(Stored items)
* * *

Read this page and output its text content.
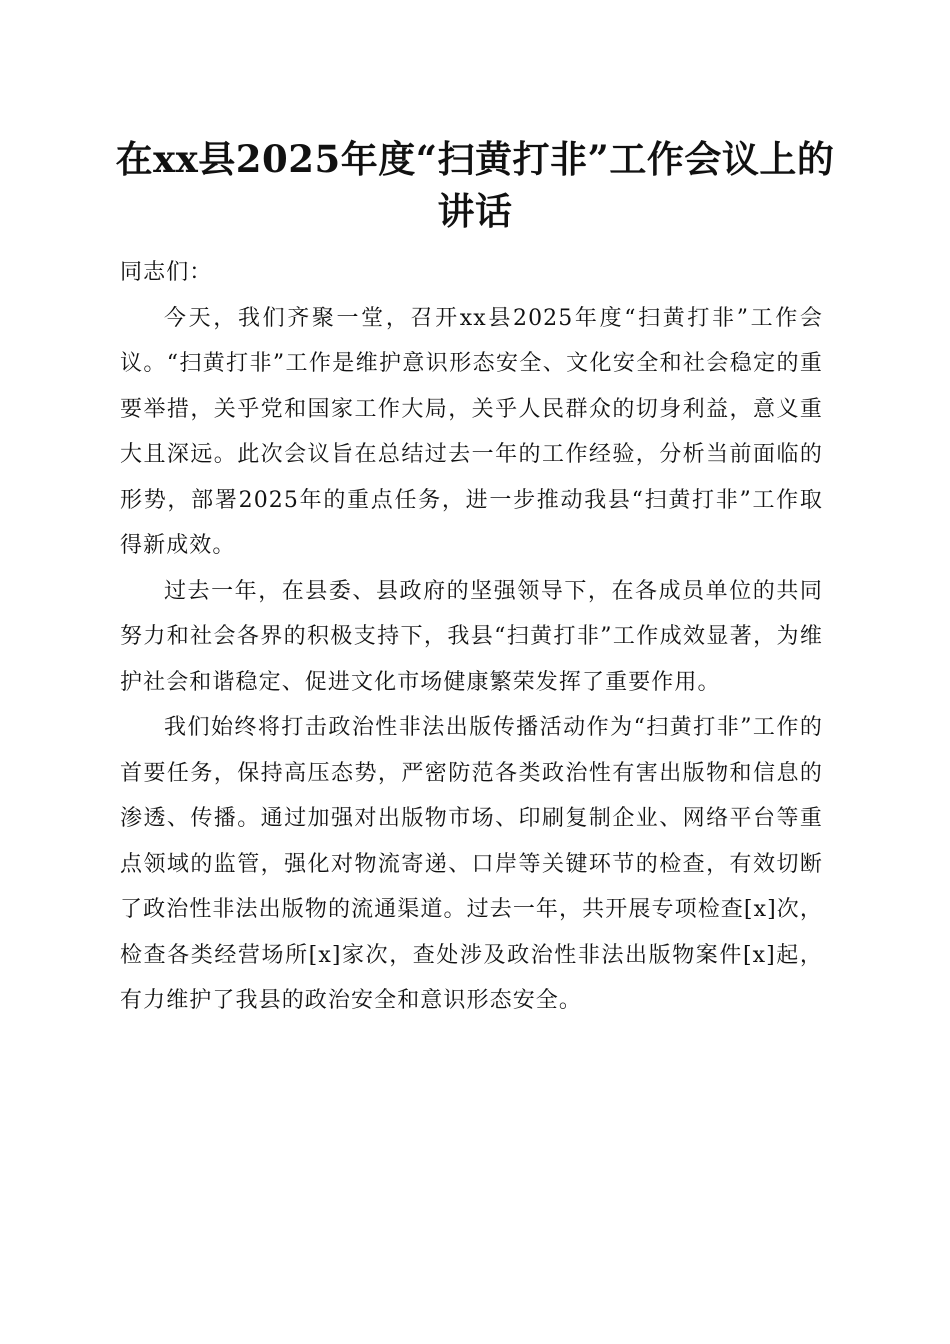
在xx县2025年度“扫黄打非”工作会议上的
讲话

同志们：

今天，我们齐聚一堂，召开xx县2025年度“扫黄打非”工作会议。“扫黄打非”工作是维护意识形态安全、文化安全和社会稳定的重要举措，关乎党和国家工作大局，关乎人民群众的切身利益，意义重大且深远。此次会议旨在总结过去一年的工作经验，分析当前面临的形势，部署2025年的重点任务，进一步推动我县“扫黄打非”工作取得新成效。

过去一年，在县委、县政府的坚强领导下，在各成员单位的共同努力和社会各界的积极支持下，我县“扫黄打非”工作成效显著，为维护社会和谐稳定、促进文化市场健康繁荣发挥了重要作用。

我们始终将打击政治性非法出版传播活动作为“扫黄打非”工作的首要任务，保持高压态势，严密防范各类政治性有害出版物和信息的渗透、传播。通过加强对出版物市场、印刷复制企业、网络平台等重点领域的监管，强化对物流寄递、口岸等关键环节的检查，有效切断了政治性非法出版物的流通渠道。过去一年，共开展专项检查[x]次，检查各类经营场所[x]家次，查处涉及政治性非法出版物案件[x]起，有力维护了我县的政治安全和意识形态安全。
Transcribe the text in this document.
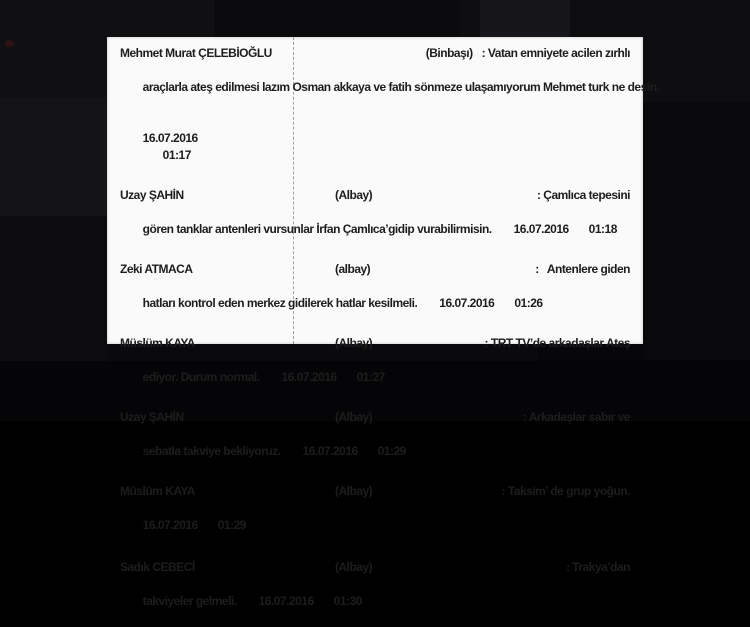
Mehmet Murat ÇELEBİOĞLU	(Binbaşı) : Vatan emniyete acilen zırhlı

araçlarla ateş edilmesi lazım Osman akkaya ve fatih sönmeze ulaşamıyorum Mehmet turk ne desin.

16.07.2016
01:17

Uzay ŞAHİN	(Albay)	: Çamlıca tepesini

gören tanklar antenleri vursunlar İrfan Çamlıca’gidip vurabilirmisin. 16.07.2016 01:18

Zeki ATMACA	(albay)	:   Antenlere giden

hatları kontrol eden merkez gidilerek hatlar kesilmeli. 16.07.2016 01:26

Müslüm KAYA	(Albay)	: TRT TV’de arkadaşlar Ateş

ediyor. Durum normal. 16.07.2016 01:27

Uzay ŞAHİN	(Albay)	: Arkadaşlar sabır ve

sebatla takviye bekliyoruz. 16.07.2016 01:29

Müslüm KAYA	(Albay)	: Taksim’ de grup yoğun.

16.07.2016 01:29

Sadık CEBECİ	(Albay)	: Trakya’dan

takviyeler gelmeli. 16.07.2016 01:30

* * *

Directions: Track down every line of the material containing the string "扫黄打非", and copy it.

Worked answer:
在xx县2025年度“扫黄打非”工作会议上的
今天，我们齐聚一堂，召开xx县2025年度“扫黄打非”工作会议。“扫黄打非”工作是维护意识形态安全、文化安全和社会稳定的重要举措，关乎党和国家工作大局，关乎人民群众的切身利益，意义重大且深远。此次会议旨在总结过去一年的工作经验，分析当前面临的形势，部署2025年的重点任务，进一步推动我县“扫黄打非”工作取得新成效。
过去一年，在县委、县政府的坚强领导下，在各成员单位的共同努力和社会各界的积极支持下，我县“扫黄打非”工作成效显著，为维护社会和谐稳定、促进文化市场健康繁荣发挥了重要作用。
我们始终将打击政治性非法出版传播活动作为“扫黄打非”工作的首要任务，保持高压态势，严密防范各类政治性有害出版物和信息的渗透、传播。通过加强对出版物市场、印刷复制企业、网络平台等重点领域的监管，强化对物流寄递、口岸等关键环节的检查，有效切断了政治性非法出版物的流通渠道。过去一年，共开展专项检查[x]次，检查各类经营场所[x]家次，查处涉及政治性非法出版物案件[x]起，有力维护了我县的政治安全和意识形态安全。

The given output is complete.